**本文:**
『公同の祈り』

2004年9月12日
宇都宮キリスト集会

『公同の祈り』
Ⅰテモテ2章1-7節

[1]序
(1)おはようございます。今朝も、皆様と、このような形ですが、Ⅰテモテを読み進めることが赦され、感謝です。今朝は、2章へ入ります。

(2)文脈。1章の最後に言及されている信仰の戦いについての勧めに直接続くとところです。1章においてパウロに代表される罪人に与えられている救いの恵みを受けて、その感謝として、2章1節以下では、「そこで、まず初めに」と公同礼拝の祈りをパウロは取り上げています。
内容は、1-7節までは、公同の祈りそのものについて。8節からは、男性の役割について、また9節以下では女性の役割について。

[2]第一の勧め・公同の祈り、1-3節
1節では、すべての人のための祈り。次に2節では、「王とすべての高い地位にある人たちのために」の祈りについて、3-7節は祈りの根拠を提示。
(1)「すべての人のために、・・・また」、1節
1祈りは、エペソの教会などキリスト者・教会の必要のためだけでなく、周囲の人々、そのあらゆる事柄と必要のためにもなされることをパウロは明示しています。

**課題 1:**
本文の「[2]第一の勧め・公同の祈り、1-3節」から「とをパウロは明示しています。」まで(両端を含む)を書き直し、「周囲の人々」を「まわりの人々」に置き換えてください。
**課題 2:**
本文では、Ⅰテモテ2章の内容がいくつかの話題に分けられています。それぞれの話題を、あてられている節の範囲と一緒にすべて挙げてください。

**一覧:**
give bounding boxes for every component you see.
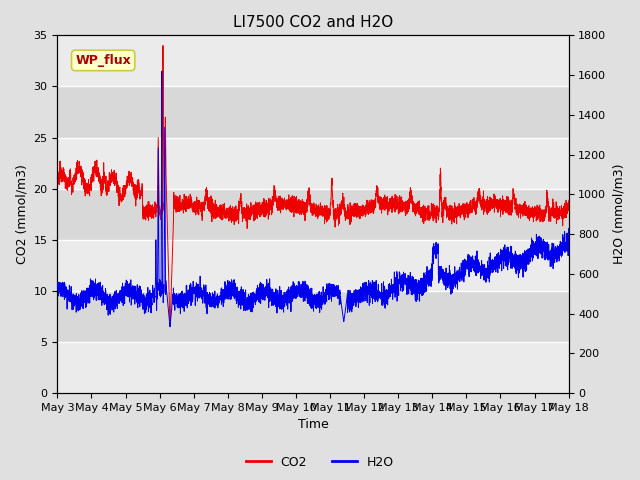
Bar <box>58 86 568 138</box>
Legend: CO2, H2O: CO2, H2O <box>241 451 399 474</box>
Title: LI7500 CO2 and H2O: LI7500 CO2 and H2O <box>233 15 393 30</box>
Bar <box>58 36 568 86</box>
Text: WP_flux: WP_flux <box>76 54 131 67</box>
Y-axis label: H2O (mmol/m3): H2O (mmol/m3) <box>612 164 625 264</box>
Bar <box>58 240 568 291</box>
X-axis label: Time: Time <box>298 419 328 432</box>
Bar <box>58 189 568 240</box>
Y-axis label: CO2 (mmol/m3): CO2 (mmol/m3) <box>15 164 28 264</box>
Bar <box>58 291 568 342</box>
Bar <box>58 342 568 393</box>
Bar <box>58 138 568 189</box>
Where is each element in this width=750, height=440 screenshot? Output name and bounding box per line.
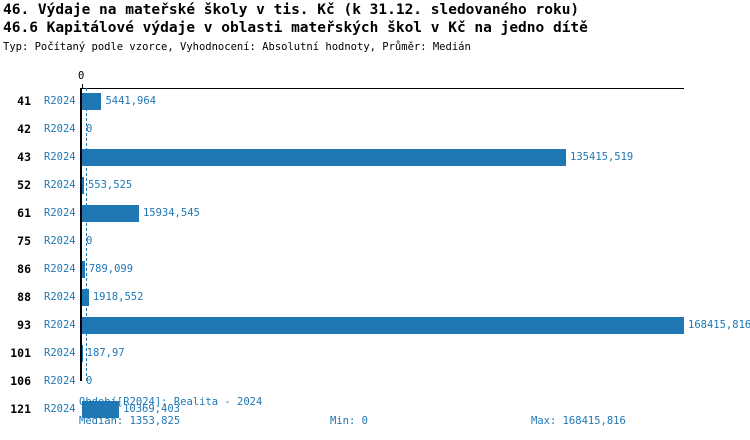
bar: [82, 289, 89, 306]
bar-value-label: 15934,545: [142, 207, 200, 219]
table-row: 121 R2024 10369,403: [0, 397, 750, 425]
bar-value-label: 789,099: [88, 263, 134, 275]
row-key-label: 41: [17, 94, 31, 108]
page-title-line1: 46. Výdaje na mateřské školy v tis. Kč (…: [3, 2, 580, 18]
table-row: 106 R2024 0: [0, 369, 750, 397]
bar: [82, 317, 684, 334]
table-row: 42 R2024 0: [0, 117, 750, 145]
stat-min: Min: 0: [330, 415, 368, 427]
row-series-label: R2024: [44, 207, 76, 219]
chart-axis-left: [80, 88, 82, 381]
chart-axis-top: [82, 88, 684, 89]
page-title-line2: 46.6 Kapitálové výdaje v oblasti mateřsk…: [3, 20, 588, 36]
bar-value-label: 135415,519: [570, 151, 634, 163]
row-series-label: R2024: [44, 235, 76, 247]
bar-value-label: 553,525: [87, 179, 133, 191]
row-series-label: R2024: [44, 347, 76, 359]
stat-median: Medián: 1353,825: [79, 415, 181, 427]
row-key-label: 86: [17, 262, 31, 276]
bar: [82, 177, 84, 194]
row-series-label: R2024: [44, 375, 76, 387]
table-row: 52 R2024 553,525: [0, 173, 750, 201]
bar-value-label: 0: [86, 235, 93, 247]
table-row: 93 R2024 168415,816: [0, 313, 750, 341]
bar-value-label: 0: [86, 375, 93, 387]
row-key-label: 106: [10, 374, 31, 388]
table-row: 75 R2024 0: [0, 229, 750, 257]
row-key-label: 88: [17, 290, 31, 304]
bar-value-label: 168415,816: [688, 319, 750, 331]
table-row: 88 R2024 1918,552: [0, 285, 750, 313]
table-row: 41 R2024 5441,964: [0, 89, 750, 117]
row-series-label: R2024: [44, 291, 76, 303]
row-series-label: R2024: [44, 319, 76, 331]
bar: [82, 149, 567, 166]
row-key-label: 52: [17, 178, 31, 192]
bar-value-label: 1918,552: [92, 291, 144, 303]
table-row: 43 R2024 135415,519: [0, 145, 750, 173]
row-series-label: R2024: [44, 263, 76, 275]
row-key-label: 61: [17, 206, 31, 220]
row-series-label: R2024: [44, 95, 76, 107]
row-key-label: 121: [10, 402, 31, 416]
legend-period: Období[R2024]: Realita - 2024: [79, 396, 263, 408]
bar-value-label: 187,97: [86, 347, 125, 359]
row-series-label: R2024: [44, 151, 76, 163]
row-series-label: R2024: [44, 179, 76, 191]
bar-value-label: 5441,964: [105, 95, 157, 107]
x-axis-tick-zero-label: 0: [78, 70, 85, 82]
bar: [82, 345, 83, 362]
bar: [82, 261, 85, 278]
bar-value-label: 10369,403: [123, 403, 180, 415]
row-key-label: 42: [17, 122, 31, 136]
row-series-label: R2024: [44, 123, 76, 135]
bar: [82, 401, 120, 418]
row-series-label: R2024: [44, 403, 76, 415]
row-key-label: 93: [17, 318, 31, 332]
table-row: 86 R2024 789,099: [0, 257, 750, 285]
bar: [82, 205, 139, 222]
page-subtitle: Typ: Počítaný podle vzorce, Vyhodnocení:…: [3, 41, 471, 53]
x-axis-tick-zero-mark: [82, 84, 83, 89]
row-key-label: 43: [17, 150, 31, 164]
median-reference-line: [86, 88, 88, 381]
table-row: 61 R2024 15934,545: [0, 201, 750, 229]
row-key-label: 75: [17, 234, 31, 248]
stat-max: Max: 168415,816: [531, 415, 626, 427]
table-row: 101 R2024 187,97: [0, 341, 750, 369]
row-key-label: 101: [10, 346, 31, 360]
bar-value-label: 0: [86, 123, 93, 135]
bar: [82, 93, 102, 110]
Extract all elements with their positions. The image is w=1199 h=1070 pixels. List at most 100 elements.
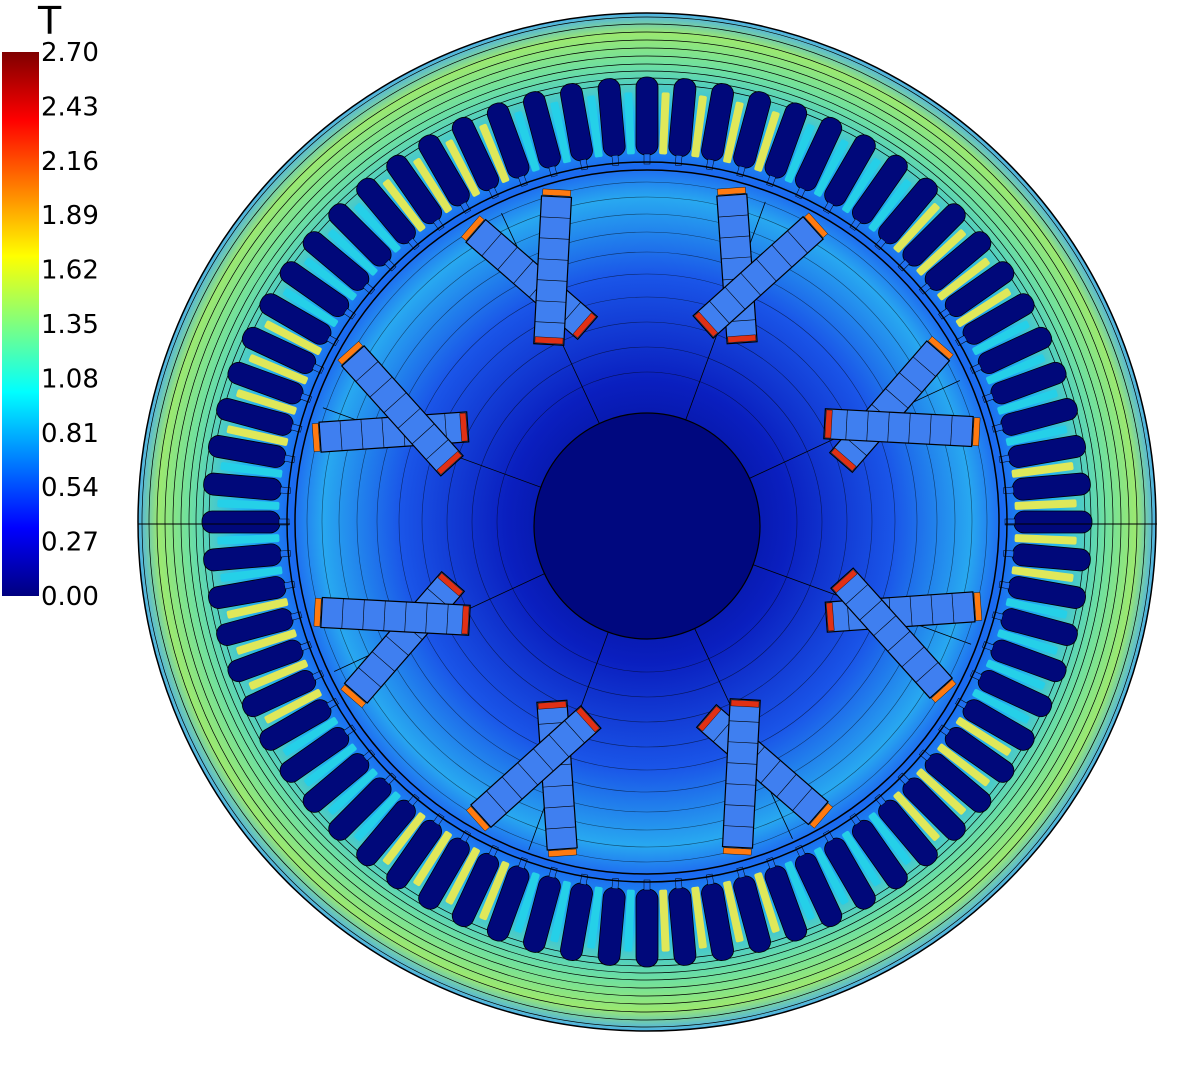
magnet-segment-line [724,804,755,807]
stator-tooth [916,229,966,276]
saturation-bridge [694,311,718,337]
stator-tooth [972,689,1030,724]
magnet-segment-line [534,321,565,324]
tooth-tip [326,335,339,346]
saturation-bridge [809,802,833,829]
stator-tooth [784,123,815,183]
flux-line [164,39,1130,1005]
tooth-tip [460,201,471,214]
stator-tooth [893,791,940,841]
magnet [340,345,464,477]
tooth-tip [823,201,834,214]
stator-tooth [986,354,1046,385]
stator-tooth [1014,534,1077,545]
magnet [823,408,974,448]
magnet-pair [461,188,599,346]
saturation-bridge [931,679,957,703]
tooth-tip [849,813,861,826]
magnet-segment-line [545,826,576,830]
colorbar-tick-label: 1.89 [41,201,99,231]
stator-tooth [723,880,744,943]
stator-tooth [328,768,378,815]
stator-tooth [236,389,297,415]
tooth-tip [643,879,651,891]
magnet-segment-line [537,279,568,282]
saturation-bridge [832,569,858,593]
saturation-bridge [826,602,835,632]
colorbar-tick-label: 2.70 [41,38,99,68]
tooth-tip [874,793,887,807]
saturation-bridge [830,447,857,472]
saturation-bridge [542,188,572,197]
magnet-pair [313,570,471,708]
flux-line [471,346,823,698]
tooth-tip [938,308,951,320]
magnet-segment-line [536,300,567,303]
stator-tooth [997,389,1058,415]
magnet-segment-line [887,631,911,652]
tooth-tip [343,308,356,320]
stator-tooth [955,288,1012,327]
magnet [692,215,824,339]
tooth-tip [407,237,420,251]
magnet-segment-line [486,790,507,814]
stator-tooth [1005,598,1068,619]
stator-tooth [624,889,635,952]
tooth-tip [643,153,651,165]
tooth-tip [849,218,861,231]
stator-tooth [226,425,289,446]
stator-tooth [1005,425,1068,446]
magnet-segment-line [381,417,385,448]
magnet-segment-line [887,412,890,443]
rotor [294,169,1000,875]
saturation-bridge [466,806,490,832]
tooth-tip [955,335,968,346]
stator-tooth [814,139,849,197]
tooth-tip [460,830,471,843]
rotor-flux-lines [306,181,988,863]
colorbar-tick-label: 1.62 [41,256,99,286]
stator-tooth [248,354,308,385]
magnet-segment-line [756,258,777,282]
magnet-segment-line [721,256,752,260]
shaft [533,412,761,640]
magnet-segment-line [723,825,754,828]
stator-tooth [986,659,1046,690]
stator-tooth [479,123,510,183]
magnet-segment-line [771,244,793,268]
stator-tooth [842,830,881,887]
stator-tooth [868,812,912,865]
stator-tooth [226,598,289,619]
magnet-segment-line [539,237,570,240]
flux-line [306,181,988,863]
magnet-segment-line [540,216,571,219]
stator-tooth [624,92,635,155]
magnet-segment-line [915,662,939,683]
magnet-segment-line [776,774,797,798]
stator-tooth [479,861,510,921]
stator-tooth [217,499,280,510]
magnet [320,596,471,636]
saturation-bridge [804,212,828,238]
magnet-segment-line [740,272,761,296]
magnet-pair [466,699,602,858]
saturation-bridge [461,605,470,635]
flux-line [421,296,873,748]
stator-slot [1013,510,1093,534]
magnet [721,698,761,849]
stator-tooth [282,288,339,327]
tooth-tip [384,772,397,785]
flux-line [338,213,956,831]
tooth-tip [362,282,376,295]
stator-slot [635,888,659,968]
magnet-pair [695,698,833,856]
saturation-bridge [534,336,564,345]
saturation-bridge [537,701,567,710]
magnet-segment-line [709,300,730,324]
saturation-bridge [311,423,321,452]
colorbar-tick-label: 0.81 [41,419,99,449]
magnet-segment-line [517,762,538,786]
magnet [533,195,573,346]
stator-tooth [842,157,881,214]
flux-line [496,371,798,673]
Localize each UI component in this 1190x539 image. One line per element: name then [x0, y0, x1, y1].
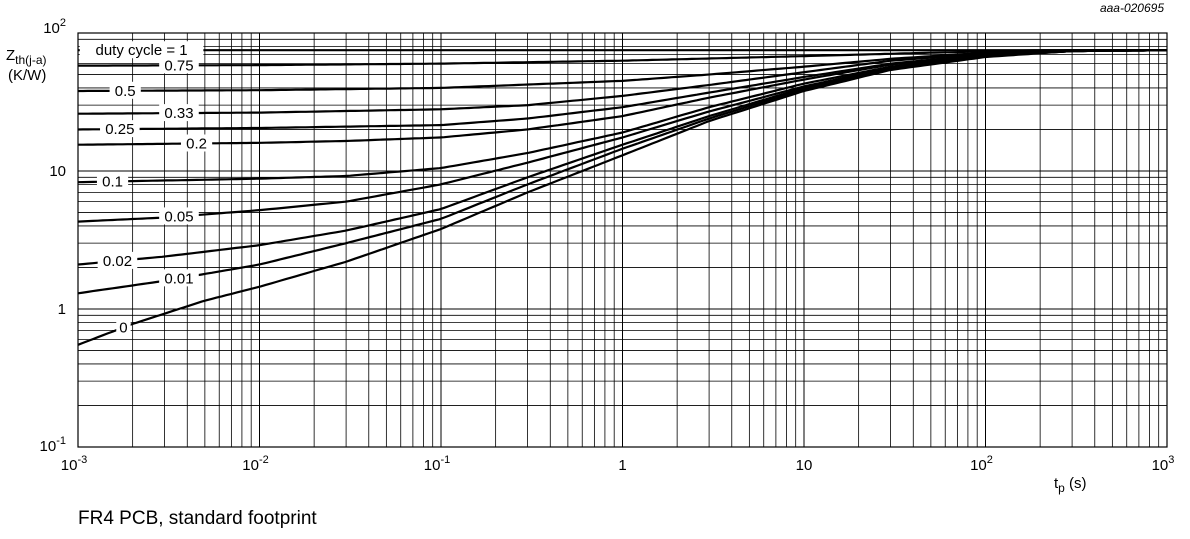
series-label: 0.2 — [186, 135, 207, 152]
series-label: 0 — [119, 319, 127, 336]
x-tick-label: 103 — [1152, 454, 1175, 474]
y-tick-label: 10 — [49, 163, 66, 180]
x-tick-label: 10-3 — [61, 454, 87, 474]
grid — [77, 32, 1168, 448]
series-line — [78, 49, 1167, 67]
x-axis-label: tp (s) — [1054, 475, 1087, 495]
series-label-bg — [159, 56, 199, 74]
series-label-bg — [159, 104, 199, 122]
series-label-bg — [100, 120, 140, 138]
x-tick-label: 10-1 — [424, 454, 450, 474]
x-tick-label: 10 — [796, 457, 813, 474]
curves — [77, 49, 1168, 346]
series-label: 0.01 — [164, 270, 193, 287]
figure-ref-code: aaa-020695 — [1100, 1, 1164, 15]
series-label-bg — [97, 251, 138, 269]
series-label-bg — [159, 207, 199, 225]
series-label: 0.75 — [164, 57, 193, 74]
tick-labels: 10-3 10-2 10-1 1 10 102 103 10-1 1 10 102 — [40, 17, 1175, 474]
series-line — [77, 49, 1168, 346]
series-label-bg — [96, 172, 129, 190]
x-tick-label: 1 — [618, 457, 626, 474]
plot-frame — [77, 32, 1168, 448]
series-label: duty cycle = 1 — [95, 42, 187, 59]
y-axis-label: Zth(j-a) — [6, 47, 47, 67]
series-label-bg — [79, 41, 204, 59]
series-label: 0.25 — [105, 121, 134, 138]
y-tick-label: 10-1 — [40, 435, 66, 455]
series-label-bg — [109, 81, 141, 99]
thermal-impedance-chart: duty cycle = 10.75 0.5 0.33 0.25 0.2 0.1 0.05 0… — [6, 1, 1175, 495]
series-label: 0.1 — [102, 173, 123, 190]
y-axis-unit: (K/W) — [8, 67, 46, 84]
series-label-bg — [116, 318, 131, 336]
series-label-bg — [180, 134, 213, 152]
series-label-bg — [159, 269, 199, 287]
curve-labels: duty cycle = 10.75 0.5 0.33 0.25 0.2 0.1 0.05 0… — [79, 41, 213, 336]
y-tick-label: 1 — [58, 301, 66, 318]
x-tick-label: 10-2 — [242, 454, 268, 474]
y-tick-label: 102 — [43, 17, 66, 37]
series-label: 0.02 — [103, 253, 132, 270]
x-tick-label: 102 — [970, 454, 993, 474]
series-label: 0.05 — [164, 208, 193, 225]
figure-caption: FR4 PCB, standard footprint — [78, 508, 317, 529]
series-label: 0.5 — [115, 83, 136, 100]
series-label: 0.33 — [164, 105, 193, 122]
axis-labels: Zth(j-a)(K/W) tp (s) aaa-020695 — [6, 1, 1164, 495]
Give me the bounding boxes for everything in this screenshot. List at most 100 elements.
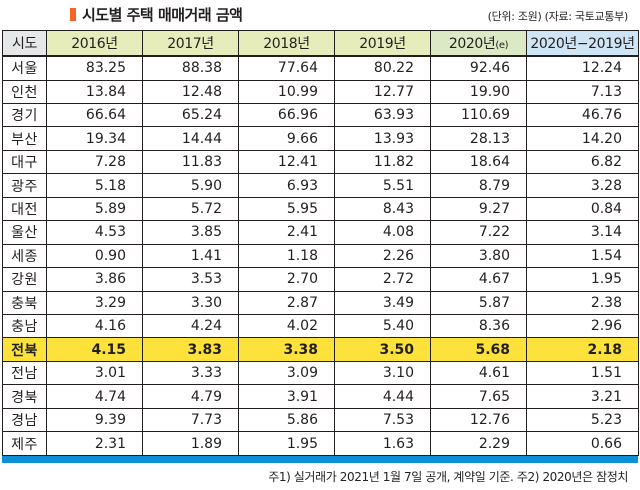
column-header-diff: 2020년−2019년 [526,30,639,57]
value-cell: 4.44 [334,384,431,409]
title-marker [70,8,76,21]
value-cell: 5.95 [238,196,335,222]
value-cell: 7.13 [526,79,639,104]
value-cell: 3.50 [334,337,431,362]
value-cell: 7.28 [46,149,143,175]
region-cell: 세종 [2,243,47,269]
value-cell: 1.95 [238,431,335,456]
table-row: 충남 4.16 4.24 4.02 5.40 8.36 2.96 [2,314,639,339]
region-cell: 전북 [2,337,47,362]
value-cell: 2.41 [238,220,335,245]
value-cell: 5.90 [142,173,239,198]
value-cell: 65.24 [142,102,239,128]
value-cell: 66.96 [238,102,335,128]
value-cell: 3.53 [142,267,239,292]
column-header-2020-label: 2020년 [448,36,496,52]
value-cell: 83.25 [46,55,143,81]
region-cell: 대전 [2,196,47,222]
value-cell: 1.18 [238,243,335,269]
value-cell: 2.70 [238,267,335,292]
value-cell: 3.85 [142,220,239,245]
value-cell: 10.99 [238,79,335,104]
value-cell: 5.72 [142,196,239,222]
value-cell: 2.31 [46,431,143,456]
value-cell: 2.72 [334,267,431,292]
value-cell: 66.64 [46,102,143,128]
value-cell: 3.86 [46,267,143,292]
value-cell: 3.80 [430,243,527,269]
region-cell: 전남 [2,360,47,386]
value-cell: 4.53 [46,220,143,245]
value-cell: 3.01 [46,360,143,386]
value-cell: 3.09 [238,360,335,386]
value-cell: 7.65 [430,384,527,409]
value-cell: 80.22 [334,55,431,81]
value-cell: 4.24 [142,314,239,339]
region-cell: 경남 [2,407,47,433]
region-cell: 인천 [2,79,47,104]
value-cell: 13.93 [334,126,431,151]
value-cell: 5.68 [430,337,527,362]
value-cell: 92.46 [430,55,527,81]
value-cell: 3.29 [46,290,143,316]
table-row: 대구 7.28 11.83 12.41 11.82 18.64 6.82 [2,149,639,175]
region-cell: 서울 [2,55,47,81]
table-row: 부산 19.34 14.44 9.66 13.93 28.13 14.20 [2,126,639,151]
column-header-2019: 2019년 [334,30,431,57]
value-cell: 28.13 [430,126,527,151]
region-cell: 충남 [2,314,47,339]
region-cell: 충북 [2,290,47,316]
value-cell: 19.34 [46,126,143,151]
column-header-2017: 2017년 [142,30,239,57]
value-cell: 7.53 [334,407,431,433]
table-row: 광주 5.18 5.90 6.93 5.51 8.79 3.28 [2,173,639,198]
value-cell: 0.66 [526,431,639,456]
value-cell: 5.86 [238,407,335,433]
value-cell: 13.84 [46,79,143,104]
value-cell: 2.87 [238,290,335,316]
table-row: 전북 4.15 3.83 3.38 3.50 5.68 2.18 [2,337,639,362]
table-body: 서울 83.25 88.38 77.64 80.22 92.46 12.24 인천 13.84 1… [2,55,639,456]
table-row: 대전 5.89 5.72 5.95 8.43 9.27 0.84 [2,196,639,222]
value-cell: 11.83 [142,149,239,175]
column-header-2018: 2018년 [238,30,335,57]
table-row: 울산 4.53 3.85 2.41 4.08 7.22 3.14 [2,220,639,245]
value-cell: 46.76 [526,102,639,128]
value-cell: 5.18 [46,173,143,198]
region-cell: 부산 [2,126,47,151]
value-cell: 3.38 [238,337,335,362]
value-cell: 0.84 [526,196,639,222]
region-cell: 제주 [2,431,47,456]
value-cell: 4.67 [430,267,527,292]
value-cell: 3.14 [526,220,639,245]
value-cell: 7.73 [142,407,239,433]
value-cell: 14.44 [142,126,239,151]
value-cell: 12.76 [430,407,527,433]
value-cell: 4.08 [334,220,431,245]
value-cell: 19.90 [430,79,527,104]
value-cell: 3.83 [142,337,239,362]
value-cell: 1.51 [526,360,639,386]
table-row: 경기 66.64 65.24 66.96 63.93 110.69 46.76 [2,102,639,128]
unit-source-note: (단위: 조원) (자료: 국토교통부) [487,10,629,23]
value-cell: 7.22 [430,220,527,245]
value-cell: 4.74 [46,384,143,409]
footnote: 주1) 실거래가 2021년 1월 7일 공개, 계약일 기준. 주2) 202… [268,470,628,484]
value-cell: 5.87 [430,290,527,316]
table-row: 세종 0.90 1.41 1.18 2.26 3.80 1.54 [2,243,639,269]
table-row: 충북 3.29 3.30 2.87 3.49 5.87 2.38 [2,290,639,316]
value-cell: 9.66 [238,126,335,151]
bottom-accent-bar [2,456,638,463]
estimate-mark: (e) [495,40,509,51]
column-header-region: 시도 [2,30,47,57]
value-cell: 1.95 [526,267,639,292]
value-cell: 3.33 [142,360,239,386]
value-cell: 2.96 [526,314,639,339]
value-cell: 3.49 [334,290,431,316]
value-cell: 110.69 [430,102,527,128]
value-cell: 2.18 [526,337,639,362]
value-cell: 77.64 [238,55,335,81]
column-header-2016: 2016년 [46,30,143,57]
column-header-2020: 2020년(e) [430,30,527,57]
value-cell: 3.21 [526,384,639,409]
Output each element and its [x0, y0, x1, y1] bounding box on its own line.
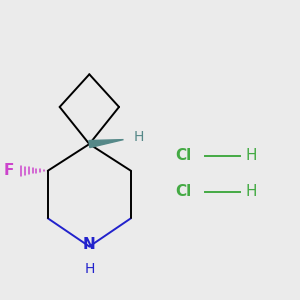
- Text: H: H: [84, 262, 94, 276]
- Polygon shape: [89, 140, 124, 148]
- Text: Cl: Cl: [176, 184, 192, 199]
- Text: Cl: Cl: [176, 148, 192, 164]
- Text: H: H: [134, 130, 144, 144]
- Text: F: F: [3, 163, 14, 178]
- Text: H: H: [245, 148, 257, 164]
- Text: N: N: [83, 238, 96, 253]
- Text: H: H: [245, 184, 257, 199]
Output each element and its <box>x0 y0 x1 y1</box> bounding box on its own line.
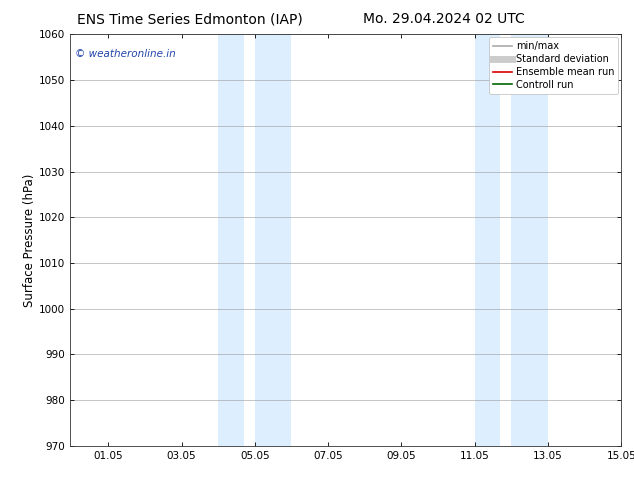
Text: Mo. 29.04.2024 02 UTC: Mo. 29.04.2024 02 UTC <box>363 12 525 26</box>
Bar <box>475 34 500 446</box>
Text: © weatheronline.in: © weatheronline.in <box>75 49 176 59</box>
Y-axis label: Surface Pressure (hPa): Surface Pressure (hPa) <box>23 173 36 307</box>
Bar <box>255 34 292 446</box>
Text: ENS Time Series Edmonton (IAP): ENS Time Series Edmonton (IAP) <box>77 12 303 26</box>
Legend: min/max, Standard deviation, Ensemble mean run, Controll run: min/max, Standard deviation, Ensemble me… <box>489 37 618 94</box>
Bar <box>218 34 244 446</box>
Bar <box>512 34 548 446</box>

**回答全文 1:**
[2]第一の勧め・公同の祈り、1-3節
1節では、すべての人のための祈り。次に2節では、「王とすべての高い地位にある人たちのために」の祈りについて、3-7節は祈りの根拠を提示。
(1)「すべての人のために、・・・また」、1節
1祈りは、エペソの教会などキリスト者・教会の必要のためだけでなく、まわりの人々、そのあらゆる事柄と必要のためにもなされることをパウロは明示しています。

**回答全文 2:**
- 公同の祈りそのもの(1-7節)
- 男性の役割(8節から)
- 女性の役割(9節以下)